• _Exercise details_
Retype all the lines below exactly as they are, leaving out the pictures.

== Records

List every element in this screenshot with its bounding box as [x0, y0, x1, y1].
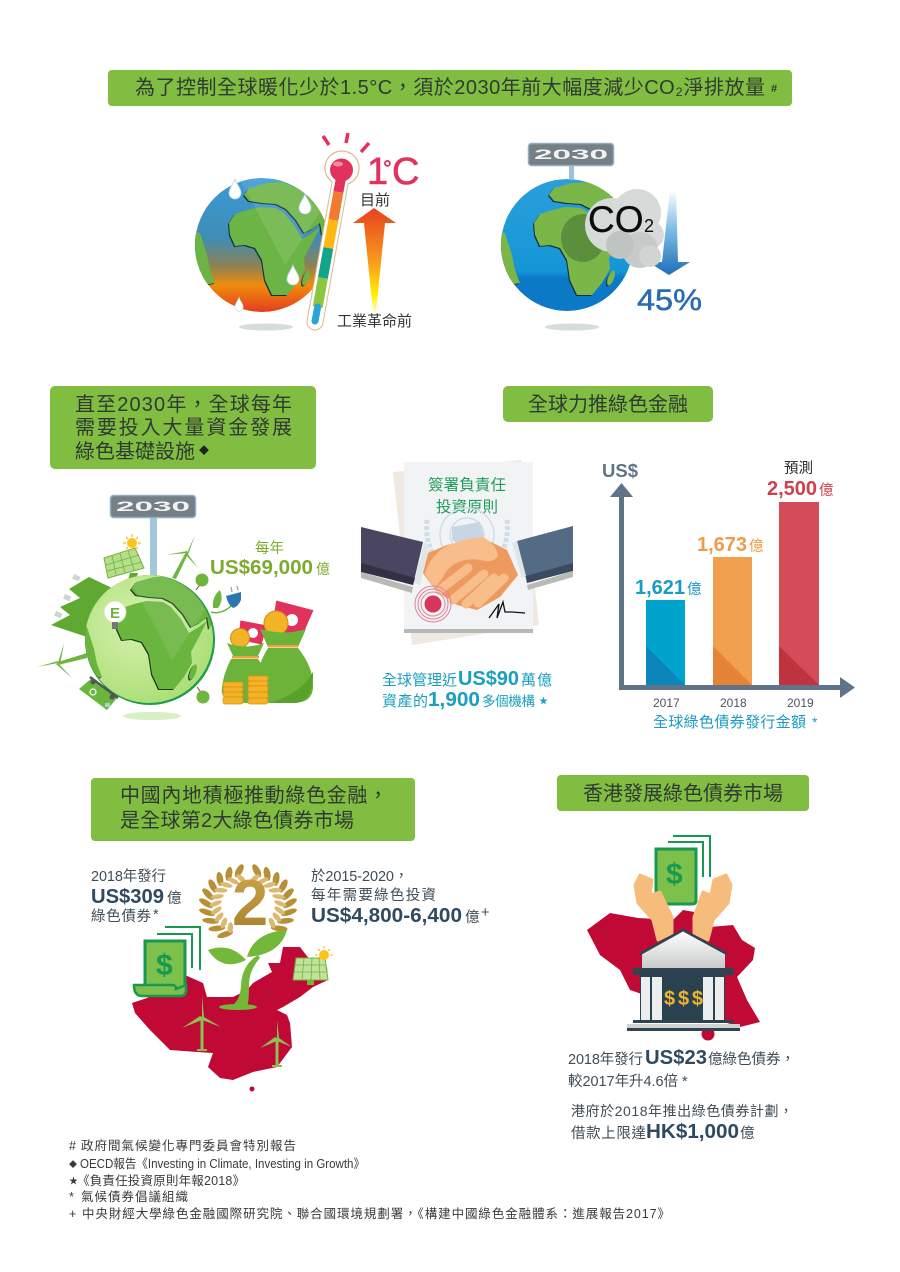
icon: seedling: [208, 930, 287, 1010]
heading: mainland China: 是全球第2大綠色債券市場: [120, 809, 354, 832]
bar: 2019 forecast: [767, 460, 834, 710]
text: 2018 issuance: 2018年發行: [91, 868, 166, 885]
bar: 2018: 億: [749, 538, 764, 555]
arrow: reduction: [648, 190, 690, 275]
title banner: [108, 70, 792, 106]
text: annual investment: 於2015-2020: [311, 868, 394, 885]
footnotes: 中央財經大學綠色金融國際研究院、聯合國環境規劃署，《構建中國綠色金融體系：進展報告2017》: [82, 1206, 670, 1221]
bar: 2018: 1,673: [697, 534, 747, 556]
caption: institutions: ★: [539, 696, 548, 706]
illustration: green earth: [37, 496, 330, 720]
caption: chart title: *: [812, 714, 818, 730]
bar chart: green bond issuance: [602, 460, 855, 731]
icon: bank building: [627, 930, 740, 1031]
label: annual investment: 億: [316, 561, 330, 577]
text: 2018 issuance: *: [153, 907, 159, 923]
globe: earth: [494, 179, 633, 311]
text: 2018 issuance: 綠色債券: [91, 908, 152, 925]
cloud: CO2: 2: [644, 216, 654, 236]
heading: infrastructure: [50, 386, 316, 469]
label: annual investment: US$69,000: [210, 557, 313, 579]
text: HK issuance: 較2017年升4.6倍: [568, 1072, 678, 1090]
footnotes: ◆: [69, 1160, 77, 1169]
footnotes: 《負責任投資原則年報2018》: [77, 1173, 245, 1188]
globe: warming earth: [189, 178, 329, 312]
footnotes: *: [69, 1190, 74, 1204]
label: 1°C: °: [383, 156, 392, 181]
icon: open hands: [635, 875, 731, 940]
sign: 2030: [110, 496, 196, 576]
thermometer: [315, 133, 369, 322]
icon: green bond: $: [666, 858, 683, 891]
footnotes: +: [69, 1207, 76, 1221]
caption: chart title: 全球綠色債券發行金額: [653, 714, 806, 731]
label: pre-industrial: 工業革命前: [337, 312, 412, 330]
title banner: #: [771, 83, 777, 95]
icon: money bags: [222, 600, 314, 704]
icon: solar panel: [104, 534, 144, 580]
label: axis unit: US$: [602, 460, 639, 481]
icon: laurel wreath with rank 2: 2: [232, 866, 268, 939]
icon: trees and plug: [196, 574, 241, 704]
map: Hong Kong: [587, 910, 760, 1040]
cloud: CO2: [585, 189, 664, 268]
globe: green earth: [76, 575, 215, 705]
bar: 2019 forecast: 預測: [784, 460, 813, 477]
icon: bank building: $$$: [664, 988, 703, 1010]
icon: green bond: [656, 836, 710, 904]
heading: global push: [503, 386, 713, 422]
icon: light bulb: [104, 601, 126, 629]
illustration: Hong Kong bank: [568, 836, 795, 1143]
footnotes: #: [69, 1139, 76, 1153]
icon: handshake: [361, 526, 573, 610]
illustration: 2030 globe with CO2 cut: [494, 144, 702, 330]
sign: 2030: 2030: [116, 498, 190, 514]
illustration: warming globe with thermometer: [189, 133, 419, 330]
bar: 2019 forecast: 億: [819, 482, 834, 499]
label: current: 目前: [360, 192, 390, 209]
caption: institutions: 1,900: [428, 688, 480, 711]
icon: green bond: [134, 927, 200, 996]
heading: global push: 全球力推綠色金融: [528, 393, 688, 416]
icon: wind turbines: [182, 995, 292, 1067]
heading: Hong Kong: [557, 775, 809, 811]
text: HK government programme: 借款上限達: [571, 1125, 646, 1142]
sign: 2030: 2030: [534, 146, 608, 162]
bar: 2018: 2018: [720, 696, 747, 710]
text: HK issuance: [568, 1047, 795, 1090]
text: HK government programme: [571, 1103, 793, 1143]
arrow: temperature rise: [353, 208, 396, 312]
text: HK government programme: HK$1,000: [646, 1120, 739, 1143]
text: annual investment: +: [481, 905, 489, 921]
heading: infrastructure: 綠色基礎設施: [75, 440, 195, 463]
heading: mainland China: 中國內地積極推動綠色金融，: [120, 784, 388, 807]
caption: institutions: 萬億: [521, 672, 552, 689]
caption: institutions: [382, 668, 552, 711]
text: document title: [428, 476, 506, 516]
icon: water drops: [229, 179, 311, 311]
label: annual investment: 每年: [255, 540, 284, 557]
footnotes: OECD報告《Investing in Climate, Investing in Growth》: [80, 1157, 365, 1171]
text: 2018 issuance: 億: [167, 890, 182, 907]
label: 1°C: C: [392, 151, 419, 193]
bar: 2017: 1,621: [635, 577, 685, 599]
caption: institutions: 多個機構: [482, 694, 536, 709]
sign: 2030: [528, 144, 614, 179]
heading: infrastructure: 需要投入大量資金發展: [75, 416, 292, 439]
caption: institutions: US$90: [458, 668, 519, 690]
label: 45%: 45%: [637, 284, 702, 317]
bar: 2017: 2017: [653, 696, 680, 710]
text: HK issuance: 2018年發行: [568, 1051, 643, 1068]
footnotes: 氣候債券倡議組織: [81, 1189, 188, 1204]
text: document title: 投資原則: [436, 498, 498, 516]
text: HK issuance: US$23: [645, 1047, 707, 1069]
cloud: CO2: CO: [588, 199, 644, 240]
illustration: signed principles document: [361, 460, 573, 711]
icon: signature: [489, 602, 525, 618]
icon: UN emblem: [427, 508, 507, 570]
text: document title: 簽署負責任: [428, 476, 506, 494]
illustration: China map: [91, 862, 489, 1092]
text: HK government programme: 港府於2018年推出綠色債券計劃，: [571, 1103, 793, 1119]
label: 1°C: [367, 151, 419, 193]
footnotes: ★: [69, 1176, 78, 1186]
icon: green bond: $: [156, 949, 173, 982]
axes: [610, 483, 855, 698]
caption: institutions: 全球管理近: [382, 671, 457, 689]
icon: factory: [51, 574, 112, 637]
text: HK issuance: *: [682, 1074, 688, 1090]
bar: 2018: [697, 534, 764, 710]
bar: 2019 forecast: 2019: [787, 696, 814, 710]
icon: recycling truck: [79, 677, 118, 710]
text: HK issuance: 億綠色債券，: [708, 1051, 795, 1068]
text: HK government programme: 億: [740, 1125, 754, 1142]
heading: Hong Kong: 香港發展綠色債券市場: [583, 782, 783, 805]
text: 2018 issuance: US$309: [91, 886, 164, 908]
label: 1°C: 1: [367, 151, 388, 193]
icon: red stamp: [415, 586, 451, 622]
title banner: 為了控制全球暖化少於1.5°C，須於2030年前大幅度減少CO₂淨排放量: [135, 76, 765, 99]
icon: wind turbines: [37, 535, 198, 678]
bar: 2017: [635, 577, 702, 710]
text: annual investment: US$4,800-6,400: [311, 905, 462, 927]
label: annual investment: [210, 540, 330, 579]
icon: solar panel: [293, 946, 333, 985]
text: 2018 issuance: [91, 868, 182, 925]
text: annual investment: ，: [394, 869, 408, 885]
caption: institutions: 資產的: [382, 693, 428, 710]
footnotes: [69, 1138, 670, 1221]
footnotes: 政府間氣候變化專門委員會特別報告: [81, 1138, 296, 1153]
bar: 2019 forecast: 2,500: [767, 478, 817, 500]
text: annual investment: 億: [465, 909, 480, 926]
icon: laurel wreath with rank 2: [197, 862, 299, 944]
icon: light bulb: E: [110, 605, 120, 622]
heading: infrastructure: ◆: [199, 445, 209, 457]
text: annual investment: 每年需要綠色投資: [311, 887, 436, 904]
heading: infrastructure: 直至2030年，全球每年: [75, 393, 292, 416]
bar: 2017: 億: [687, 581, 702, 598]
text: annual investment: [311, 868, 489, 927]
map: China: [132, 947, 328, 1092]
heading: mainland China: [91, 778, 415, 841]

====

• _The solution_
List every element in this screenshot with its bounding box as [x0, y0, x1, y1].
icon: seedling: [208, 930, 287, 1010]
heading: mainland China: 是全球第2大綠色債券市場: [120, 809, 354, 832]
bar: 2019 forecast: [767, 460, 834, 710]
text: 2018 issuance: 2018年發行: [91, 868, 166, 885]
bar: 2018: 億: [749, 538, 764, 555]
arrow: reduction: [648, 190, 690, 275]
title banner: [108, 70, 792, 106]
text: annual investment: 於2015-2020: [311, 868, 394, 885]
footnotes: 中央財經大學綠色金融國際研究院、聯合國環境規劃署，《構建中國綠色金融體系：進展報告2017》: [82, 1206, 670, 1221]
bar: 2018: 1,673: [697, 534, 747, 556]
caption: institutions: ★: [539, 696, 548, 706]
illustration: green earth: [37, 496, 330, 720]
caption: chart title: *: [812, 714, 818, 730]
bar chart: green bond issuance: [602, 460, 855, 731]
icon: bank building: [627, 930, 740, 1031]
label: annual investment: 億: [316, 561, 330, 577]
text: 2018 issuance: *: [153, 907, 159, 923]
globe: earth: [494, 179, 633, 311]
text: 2018 issuance: 綠色債券: [91, 908, 152, 925]
cloud: CO2: 2: [644, 216, 654, 236]
heading: infrastructure: [50, 386, 316, 469]
label: annual investment: US$69,000: [210, 557, 313, 579]
text: HK issuance: 較2017年升4.6倍: [568, 1072, 678, 1090]
footnotes: ◆: [69, 1160, 77, 1169]
footnotes: 《負責任投資原則年報2018》: [77, 1173, 245, 1188]
globe: warming earth: [189, 178, 329, 312]
footnotes: *: [69, 1190, 74, 1204]
label: 1°C: °: [383, 156, 392, 181]
icon: open hands: [635, 875, 731, 940]
sign: 2030: [110, 496, 196, 576]
thermometer: [315, 133, 369, 322]
icon: green bond: $: [666, 858, 683, 891]
footnotes: +: [69, 1207, 76, 1221]
caption: chart title: 全球綠色債券發行金額: [653, 714, 806, 731]
label: pre-industrial: 工業革命前: [337, 312, 412, 330]
title banner: #: [771, 83, 777, 95]
icon: money bags: [222, 600, 314, 704]
icon: solar panel: [104, 534, 144, 580]
label: axis unit: US$: [602, 460, 639, 481]
icon: laurel wreath with rank 2: 2: [232, 866, 268, 939]
icon: trees and plug: [196, 574, 241, 704]
map: Hong Kong: [587, 910, 760, 1040]
cloud: CO2: [585, 189, 664, 268]
globe: green earth: [76, 575, 215, 705]
bar: 2019 forecast: 預測: [784, 460, 813, 477]
icon: bank building: $$$: [664, 988, 703, 1010]
icon: green bond: [656, 836, 710, 904]
heading: global push: [503, 386, 713, 422]
icon: light bulb: [104, 601, 126, 629]
illustration: Hong Kong bank: [568, 836, 795, 1143]
footnotes: #: [69, 1139, 76, 1153]
icon: handshake: [361, 526, 573, 610]
illustration: 2030 globe with CO2 cut: [494, 144, 702, 330]
sign: 2030: 2030: [116, 498, 190, 514]
illustration: warming globe with thermometer: [189, 133, 419, 330]
bar: 2019 forecast: 億: [819, 482, 834, 499]
label: current: 目前: [360, 192, 390, 209]
caption: institutions: 1,900: [428, 688, 480, 711]
icon: green bond: [134, 927, 200, 996]
heading: global push: 全球力推綠色金融: [528, 393, 688, 416]
icon: wind turbines: [182, 995, 292, 1067]
heading: Hong Kong: [557, 775, 809, 811]
text: HK government programme: 借款上限達: [571, 1125, 646, 1142]
sign: 2030: 2030: [534, 146, 608, 162]
bar: 2018: 2018: [720, 696, 747, 710]
text: HK issuance: [568, 1047, 795, 1090]
text: HK government programme: [571, 1103, 793, 1143]
arrow: temperature rise: [353, 208, 396, 312]
text: HK government programme: HK$1,000: [646, 1120, 739, 1143]
text: annual investment: +: [481, 905, 489, 921]
heading: infrastructure: 綠色基礎設施: [75, 440, 195, 463]
heading: mainland China: 中國內地積極推動綠色金融，: [120, 784, 388, 807]
caption: institutions: 萬億: [521, 672, 552, 689]
caption: institutions: [382, 668, 552, 711]
text: document title: [428, 476, 506, 516]
icon: water drops: [229, 179, 311, 311]
label: annual investment: 每年: [255, 540, 284, 557]
footnotes: OECD報告《Investing in Climate, Investing in Growth》: [80, 1157, 365, 1171]
text: 2018 issuance: 億: [167, 890, 182, 907]
label: 1°C: C: [392, 151, 419, 193]
bar: 2017: 1,621: [635, 577, 685, 599]
caption: institutions: 多個機構: [482, 694, 536, 709]
sign: 2030: [528, 144, 614, 179]
heading: infrastructure: 需要投入大量資金發展: [75, 416, 292, 439]
caption: institutions: US$90: [458, 668, 519, 690]
label: 45%: 45%: [637, 284, 702, 317]
bar: 2017: 2017: [653, 696, 680, 710]
text: HK issuance: 2018年發行: [568, 1051, 643, 1068]
footnotes: 氣候債券倡議組織: [81, 1189, 188, 1204]
text: document title: 投資原則: [436, 498, 498, 516]
text: HK issuance: US$23: [645, 1047, 707, 1069]
cloud: CO2: CO: [588, 199, 644, 240]
illustration: signed principles document: [361, 460, 573, 711]
icon: signature: [489, 602, 525, 618]
icon: UN emblem: [427, 508, 507, 570]
text: document title: 簽署負責任: [428, 476, 506, 494]
illustration: China map: [91, 862, 489, 1092]
text: HK government programme: 港府於2018年推出綠色債券計劃，: [571, 1103, 793, 1119]
label: 1°C: [367, 151, 419, 193]
footnotes: ★: [69, 1176, 78, 1186]
icon: green bond: $: [156, 949, 173, 982]
axes: [610, 483, 855, 698]
caption: institutions: 全球管理近: [382, 671, 457, 689]
icon: factory: [51, 574, 112, 637]
text: HK issuance: *: [682, 1074, 688, 1090]
bar: 2018: [697, 534, 764, 710]
bar: 2019 forecast: 2019: [787, 696, 814, 710]
icon: recycling truck: [79, 677, 118, 710]
text: HK issuance: 億綠色債券，: [708, 1051, 795, 1068]
text: HK government programme: 億: [740, 1125, 754, 1142]
heading: Hong Kong: 香港發展綠色債券市場: [583, 782, 783, 805]
text: 2018 issuance: US$309: [91, 886, 164, 908]
label: 1°C: 1: [367, 151, 388, 193]
icon: red stamp: [415, 586, 451, 622]
title banner: 為了控制全球暖化少於1.5°C，須於2030年前大幅度減少CO₂淨排放量: [135, 76, 765, 99]
icon: wind turbines: [37, 535, 198, 678]
bar: 2017: [635, 577, 702, 710]
text: annual investment: US$4,800-6,400: [311, 905, 462, 927]
label: annual investment: [210, 540, 330, 579]
icon: solar panel: [293, 946, 333, 985]
text: 2018 issuance: [91, 868, 182, 925]
text: annual investment: ，: [394, 869, 408, 885]
caption: institutions: 資產的: [382, 693, 428, 710]
footnotes: [69, 1138, 670, 1221]
footnotes: 政府間氣候變化專門委員會特別報告: [81, 1138, 296, 1153]
bar: 2019 forecast: 2,500: [767, 478, 817, 500]
text: annual investment: 億: [465, 909, 480, 926]
icon: laurel wreath with rank 2: [197, 862, 299, 944]
icon: light bulb: E: [110, 605, 120, 622]
heading: infrastructure: ◆: [199, 445, 209, 457]
text: annual investment: 每年需要綠色投資: [311, 887, 436, 904]
heading: infrastructure: 直至2030年，全球每年: [75, 393, 292, 416]
bar: 2017: 億: [687, 581, 702, 598]
text: annual investment: [311, 868, 489, 927]
map: China: [132, 947, 328, 1092]
heading: mainland China: [91, 778, 415, 841]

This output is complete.